Transcribe the material in full. Nothing should differ except that the pictures are left out.

Data entries:
========

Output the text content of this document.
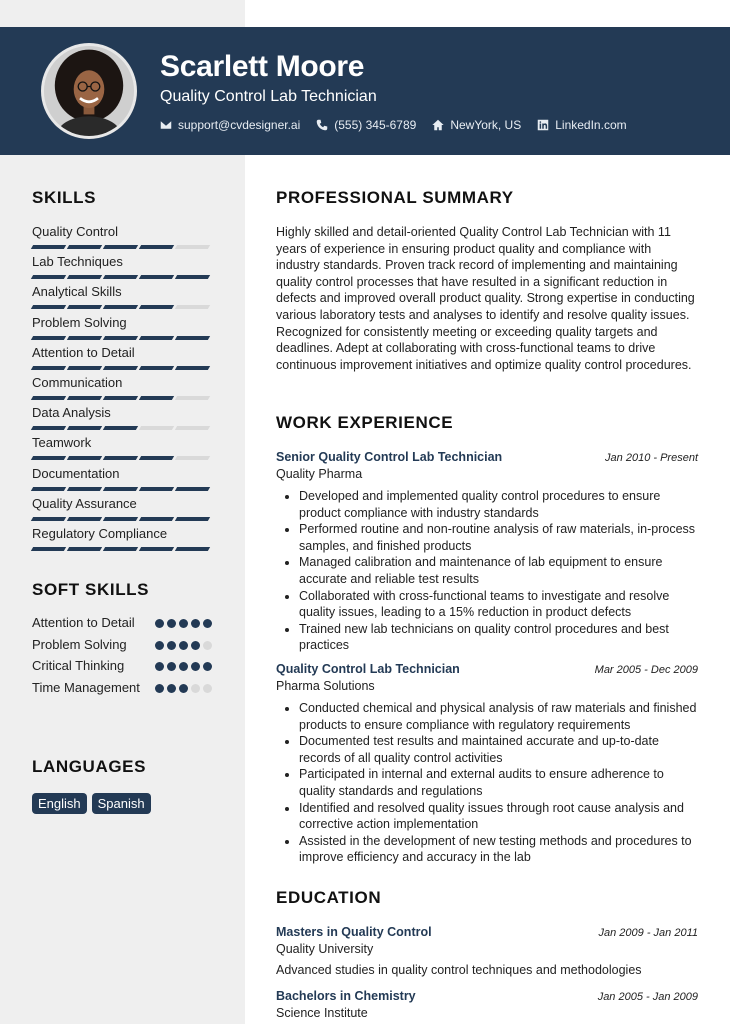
Scarlett Moore
Quality Control Lab Technician
support@cvdesigner.ai	(555) 345-6789	NewYork, US	LinkedIn.com
SKILLS
Quality Control
Lab Techniques
Analytical Skills
Problem Solving
Attention to Detail
Communication
Data Analysis
Teamwork
Documentation
Quality Assurance
Regulatory Compliance
SOFT SKILLS
Attention to Detail
Problem Solving
Critical Thinking
Time Management
LANGUAGES
English	Spanish
PROFESSIONAL SUMMARY
Highly skilled and detail-oriented Quality Control Lab Technician with 11 years of experience in ensuring product quality and compliance with industry standards. Proven track record of implementing and maintaining quality control processes that have resulted in a significant reduction in defects and improved overall product quality. Strong expertise in conducting various laboratory tests and analyses to identify and resolve quality issues. Recognized for consistently meeting or exceeding quality targets and deadlines. Adept at collaborating with cross-functional teams to drive continuous improvement initiatives and optimize quality control procedures.
WORK EXPERIENCE
Senior Quality Control Lab Technician	Jan 2010 - Present
Quality Pharma
• Developed and implemented quality control procedures to ensure product compliance with industry standards
• Performed routine and non-routine analysis of raw materials, in-process samples, and finished products
• Managed calibration and maintenance of lab equipment to ensure accurate and reliable test results
• Collaborated with cross-functional teams to investigate and resolve quality issues, leading to a 15% reduction in product defects
• Trained new lab technicians on quality control procedures and best practices
Quality Control Lab Technician	Mar 2005 - Dec 2009
Pharma Solutions
• Conducted chemical and physical analysis of raw materials and finished products to ensure compliance with regulatory requirements
• Documented test results and maintained accurate and up-to-date records of all quality control activities
• Participated in internal and external audits to ensure adherence to quality standards and regulations
• Identified and resolved quality issues through root cause analysis and corrective action implementation
• Assisted in the development of new testing methods and procedures to improve efficiency and accuracy in the lab
EDUCATION
Masters in Quality Control	Jan 2009 - Jan 2011
Quality University
Advanced studies in quality control techniques and methodologies
Bachelors in Chemistry	Jan 2005 - Jan 2009
Science Institute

========

OUTPUT FOR THIS TASK:
Output the text content of this document.
Scarlett Moore
Quality Control Lab Technician
support@cvdesigner.ai	(555) 345-6789	NewYork, US	LinkedIn.com
SKILLS
Quality Control
Lab Techniques
Analytical Skills
Problem Solving
Attention to Detail
Communication
Data Analysis
Teamwork
Documentation
Quality Assurance
Regulatory Compliance
SOFT SKILLS
Attention to Detail
Problem Solving
Critical Thinking
Time Management
LANGUAGES
English	Spanish
PROFESSIONAL SUMMARY
Highly skilled and detail-oriented Quality Control Lab Technician with 11 years of experience in ensuring product quality and compliance with industry standards. Proven track record of implementing and maintaining quality control processes that have resulted in a significant reduction in defects and improved overall product quality. Strong expertise in conducting various laboratory tests and analyses to identify and resolve quality issues. Recognized for consistently meeting or exceeding quality targets and deadlines. Adept at collaborating with cross-functional teams to drive continuous improvement initiatives and optimize quality control procedures.
WORK EXPERIENCE
Senior Quality Control Lab Technician	Jan 2010 - Present
Quality Pharma
• Developed and implemented quality control procedures to ensure product compliance with industry standards
• Performed routine and non-routine analysis of raw materials, in-process samples, and finished products
• Managed calibration and maintenance of lab equipment to ensure accurate and reliable test results
• Collaborated with cross-functional teams to investigate and resolve quality issues, leading to a 15% reduction in product defects
• Trained new lab technicians on quality control procedures and best practices
Quality Control Lab Technician	Mar 2005 - Dec 2009
Pharma Solutions
• Conducted chemical and physical analysis of raw materials and finished products to ensure compliance with regulatory requirements
• Documented test results and maintained accurate and up-to-date records of all quality control activities
• Participated in internal and external audits to ensure adherence to quality standards and regulations
• Identified and resolved quality issues through root cause analysis and corrective action implementation
• Assisted in the development of new testing methods and procedures to improve efficiency and accuracy in the lab
EDUCATION
Masters in Quality Control	Jan 2009 - Jan 2011
Quality University
Advanced studies in quality control techniques and methodologies
Bachelors in Chemistry	Jan 2005 - Jan 2009
Science Institute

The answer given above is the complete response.